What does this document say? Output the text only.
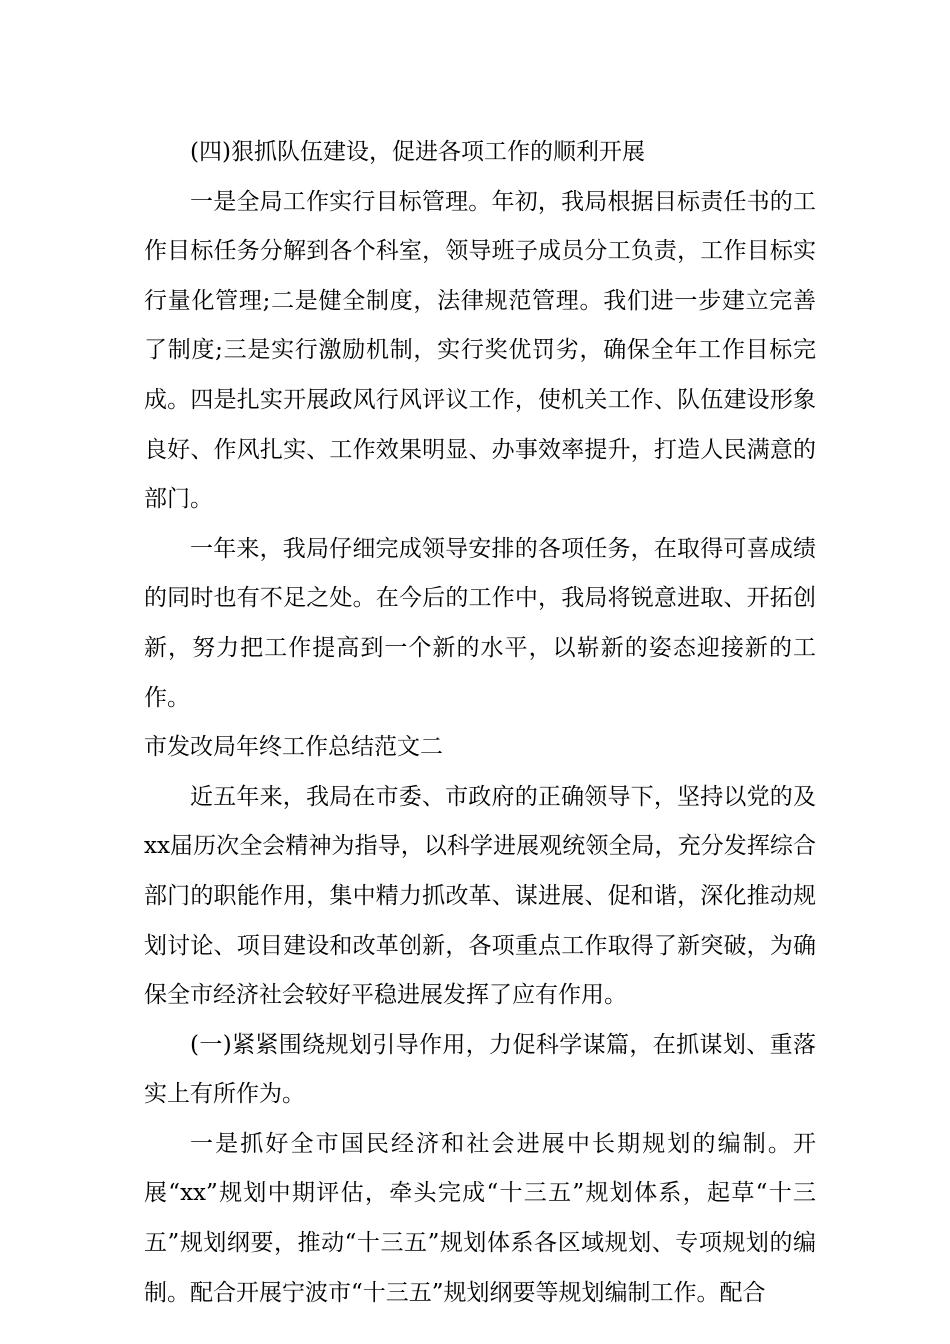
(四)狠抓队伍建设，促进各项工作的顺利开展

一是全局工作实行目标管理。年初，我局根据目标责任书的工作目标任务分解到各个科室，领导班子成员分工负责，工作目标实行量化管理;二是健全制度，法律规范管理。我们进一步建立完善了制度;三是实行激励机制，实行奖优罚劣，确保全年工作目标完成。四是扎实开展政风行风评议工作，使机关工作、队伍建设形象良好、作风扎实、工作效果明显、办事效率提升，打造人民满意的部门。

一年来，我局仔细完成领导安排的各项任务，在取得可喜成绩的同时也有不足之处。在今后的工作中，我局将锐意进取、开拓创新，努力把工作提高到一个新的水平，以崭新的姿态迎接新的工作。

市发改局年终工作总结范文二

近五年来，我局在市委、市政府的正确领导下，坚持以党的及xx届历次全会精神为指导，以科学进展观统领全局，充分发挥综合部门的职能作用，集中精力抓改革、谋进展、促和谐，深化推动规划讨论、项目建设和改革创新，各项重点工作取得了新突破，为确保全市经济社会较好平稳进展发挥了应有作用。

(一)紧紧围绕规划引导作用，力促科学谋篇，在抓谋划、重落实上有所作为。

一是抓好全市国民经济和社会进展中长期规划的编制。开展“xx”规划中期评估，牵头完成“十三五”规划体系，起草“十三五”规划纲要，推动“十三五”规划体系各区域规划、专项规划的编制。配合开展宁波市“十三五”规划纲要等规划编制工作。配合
——
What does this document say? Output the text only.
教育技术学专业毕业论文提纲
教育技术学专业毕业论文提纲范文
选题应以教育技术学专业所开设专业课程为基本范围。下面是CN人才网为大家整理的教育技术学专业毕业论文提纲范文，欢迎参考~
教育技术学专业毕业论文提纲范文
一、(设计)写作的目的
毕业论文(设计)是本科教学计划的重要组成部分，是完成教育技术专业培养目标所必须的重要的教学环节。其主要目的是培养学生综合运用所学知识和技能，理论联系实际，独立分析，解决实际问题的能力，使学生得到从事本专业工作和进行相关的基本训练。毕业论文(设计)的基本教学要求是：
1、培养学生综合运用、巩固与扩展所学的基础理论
——
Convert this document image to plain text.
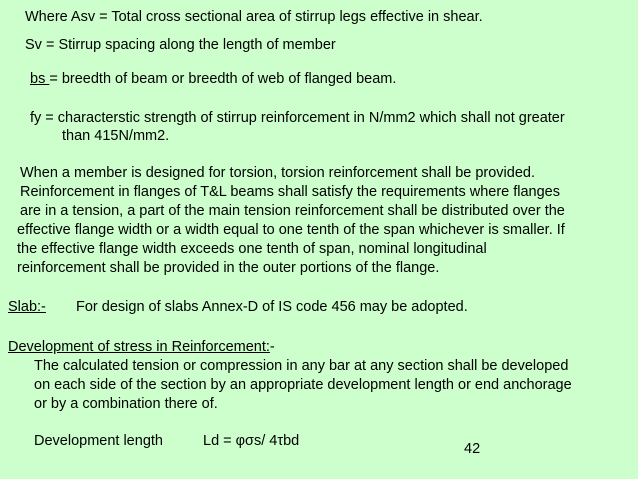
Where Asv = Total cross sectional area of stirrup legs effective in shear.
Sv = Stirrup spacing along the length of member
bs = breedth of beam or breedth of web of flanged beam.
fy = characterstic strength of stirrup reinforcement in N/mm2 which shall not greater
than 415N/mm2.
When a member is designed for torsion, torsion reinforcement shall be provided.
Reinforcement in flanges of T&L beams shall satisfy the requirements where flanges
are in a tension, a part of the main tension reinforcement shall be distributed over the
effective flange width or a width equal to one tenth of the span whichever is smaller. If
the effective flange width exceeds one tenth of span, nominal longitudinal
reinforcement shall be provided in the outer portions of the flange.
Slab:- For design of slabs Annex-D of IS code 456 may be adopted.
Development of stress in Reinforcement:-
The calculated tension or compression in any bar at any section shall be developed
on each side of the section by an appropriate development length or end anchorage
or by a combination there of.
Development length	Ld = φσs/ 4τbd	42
——
List every line above that holds the word "effective".

◆ Worked answer ◆
Where Asv = Total cross sectional area of stirrup legs effective in shear.
effective flange width or a width equal to one tenth of the span whichever is smaller. If
the effective flange width exceeds one tenth of span, nominal longitudinal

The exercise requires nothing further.